Given problem >>
Copy everything from the start of the records down to the line containing "- legend-box: [1251, 208, 1924, 457]", inclusive, without any changes.

Items >>
>> BEGIN

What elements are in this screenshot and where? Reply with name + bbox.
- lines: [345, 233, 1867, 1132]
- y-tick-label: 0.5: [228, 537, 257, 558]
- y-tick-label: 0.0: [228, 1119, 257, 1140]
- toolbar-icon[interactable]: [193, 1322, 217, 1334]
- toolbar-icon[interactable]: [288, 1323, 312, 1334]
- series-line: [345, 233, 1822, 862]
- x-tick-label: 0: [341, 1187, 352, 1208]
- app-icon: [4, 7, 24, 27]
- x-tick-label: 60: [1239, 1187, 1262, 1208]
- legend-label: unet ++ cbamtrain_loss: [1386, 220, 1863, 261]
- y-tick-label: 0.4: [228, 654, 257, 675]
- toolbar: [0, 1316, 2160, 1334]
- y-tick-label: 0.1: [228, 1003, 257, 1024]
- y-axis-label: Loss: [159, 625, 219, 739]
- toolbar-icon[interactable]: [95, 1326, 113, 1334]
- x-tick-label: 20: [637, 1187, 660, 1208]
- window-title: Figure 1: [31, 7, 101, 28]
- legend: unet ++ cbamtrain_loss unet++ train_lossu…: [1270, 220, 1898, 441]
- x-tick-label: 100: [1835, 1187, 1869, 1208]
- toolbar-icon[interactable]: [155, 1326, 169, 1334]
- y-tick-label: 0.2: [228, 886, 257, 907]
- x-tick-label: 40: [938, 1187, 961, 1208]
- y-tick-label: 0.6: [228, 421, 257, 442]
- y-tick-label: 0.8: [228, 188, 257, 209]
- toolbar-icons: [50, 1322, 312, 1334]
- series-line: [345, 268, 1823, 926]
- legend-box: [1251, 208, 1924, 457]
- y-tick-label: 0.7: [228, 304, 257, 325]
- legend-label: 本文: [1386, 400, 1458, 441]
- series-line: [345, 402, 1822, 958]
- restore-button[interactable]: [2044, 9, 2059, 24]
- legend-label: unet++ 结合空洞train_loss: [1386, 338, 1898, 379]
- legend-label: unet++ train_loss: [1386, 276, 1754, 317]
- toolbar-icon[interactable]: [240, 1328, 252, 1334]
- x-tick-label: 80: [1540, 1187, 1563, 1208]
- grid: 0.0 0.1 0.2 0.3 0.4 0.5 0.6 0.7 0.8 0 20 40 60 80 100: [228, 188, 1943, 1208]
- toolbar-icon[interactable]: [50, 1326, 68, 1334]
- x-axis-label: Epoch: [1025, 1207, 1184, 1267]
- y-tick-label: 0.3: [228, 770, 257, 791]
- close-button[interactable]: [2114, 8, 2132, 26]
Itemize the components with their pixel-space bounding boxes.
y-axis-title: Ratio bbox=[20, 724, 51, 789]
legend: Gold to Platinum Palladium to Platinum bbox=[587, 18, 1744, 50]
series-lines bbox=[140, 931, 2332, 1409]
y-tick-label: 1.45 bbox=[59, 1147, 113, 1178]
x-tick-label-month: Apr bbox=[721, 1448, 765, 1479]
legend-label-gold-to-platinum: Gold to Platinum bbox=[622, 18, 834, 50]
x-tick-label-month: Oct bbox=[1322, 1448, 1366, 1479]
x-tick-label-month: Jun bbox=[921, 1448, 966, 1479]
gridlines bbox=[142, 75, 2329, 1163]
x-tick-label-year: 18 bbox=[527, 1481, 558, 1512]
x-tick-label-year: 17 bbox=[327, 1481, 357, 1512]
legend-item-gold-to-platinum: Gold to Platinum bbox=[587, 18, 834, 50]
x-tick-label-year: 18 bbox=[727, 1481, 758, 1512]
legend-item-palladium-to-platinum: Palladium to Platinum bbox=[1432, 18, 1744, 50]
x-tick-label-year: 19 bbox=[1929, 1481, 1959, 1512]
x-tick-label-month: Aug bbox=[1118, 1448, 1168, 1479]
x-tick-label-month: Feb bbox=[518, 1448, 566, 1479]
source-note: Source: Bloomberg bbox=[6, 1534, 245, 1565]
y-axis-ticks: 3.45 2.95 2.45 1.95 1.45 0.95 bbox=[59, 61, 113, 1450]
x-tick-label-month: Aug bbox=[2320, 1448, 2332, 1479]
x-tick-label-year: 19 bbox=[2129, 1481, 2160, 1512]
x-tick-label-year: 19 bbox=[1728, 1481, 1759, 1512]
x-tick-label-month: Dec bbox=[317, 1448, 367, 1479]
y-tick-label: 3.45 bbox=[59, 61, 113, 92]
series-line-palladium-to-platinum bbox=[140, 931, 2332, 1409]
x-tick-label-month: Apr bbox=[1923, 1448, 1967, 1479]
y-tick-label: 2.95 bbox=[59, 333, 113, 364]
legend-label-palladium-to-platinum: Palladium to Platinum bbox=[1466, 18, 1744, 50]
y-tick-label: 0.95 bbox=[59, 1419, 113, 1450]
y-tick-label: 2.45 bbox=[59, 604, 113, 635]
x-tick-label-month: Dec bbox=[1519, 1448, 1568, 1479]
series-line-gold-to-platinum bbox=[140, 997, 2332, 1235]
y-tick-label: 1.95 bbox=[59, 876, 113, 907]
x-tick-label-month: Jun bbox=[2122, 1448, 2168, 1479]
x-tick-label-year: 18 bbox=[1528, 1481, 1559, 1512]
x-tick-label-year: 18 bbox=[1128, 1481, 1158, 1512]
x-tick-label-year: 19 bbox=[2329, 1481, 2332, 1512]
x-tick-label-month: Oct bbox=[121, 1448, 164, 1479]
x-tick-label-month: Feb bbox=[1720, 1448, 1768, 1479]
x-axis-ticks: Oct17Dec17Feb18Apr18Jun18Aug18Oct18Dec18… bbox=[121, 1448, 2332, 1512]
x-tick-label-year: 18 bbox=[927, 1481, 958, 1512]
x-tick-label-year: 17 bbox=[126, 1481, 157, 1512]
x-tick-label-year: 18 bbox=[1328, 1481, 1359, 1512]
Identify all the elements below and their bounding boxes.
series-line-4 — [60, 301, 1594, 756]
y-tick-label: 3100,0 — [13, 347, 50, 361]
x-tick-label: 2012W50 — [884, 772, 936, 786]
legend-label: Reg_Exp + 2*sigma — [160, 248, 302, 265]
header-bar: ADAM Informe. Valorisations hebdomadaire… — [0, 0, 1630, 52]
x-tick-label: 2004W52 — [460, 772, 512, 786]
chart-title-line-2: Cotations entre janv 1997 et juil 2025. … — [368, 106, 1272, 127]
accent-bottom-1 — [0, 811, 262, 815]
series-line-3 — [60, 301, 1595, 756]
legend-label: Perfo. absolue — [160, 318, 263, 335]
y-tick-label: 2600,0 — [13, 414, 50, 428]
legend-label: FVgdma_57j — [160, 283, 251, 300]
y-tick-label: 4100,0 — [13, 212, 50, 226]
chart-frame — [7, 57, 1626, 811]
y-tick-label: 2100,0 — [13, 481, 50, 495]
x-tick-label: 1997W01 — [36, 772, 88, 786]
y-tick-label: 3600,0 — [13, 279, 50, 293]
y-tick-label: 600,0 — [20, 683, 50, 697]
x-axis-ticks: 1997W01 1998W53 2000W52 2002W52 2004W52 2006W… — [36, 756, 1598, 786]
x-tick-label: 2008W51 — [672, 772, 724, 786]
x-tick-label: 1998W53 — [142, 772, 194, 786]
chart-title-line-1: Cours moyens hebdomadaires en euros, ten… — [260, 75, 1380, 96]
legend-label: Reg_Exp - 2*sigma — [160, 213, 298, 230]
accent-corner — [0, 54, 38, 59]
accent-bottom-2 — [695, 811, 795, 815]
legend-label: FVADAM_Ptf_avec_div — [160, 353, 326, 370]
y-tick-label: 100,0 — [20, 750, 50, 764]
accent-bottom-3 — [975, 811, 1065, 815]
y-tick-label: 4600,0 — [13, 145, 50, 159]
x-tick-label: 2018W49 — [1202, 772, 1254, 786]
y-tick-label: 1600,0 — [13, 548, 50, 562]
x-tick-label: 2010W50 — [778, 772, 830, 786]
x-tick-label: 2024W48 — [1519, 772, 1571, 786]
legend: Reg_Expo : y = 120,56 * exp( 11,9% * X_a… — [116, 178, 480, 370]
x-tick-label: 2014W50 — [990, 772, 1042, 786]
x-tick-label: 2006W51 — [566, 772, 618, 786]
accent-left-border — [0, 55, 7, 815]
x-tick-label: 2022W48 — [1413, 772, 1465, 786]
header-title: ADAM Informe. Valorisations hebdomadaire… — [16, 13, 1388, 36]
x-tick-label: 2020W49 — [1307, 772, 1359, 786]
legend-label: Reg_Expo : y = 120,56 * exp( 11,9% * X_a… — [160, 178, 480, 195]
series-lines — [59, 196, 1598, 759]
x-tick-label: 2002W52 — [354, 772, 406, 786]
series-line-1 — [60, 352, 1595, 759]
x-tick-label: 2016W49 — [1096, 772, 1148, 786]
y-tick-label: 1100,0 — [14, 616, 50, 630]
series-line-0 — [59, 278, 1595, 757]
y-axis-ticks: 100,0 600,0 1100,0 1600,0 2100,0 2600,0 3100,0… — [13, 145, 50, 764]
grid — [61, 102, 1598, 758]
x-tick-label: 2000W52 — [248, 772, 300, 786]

>> END

Finished task >>
What elements are in this screenshot and where? Reply with name + bbox.
- lines: [345, 233, 1867, 1132]
- y-tick-label: 0.5: [228, 537, 257, 558]
- y-tick-label: 0.0: [228, 1119, 257, 1140]
- toolbar-icon[interactable]: [193, 1322, 217, 1334]
- toolbar-icon[interactable]: [288, 1323, 312, 1334]
- series-line: [345, 233, 1822, 862]
- x-tick-label: 0: [341, 1187, 352, 1208]
- app-icon: [4, 7, 24, 27]
- x-tick-label: 60: [1239, 1187, 1262, 1208]
- legend-label: unet ++ cbamtrain_loss: [1386, 220, 1863, 261]
- y-tick-label: 0.4: [228, 654, 257, 675]
- toolbar: [0, 1316, 2160, 1334]
- y-tick-label: 0.1: [228, 1003, 257, 1024]
- y-axis-label: Loss: [159, 625, 219, 739]
- toolbar-icon[interactable]: [95, 1326, 113, 1334]
- x-tick-label: 20: [637, 1187, 660, 1208]
- window-title: Figure 1: [31, 7, 101, 28]
- legend: unet ++ cbamtrain_loss unet++ train_lossu…: [1270, 220, 1898, 441]
- x-tick-label: 100: [1835, 1187, 1869, 1208]
- toolbar-icon[interactable]: [155, 1326, 169, 1334]
- y-tick-label: 0.2: [228, 886, 257, 907]
- x-tick-label: 40: [938, 1187, 961, 1208]
- y-tick-label: 0.6: [228, 421, 257, 442]
- y-tick-label: 0.8: [228, 188, 257, 209]
- toolbar-icons: [50, 1322, 312, 1334]
- series-line: [345, 268, 1823, 926]
- legend-box: [1251, 208, 1924, 457]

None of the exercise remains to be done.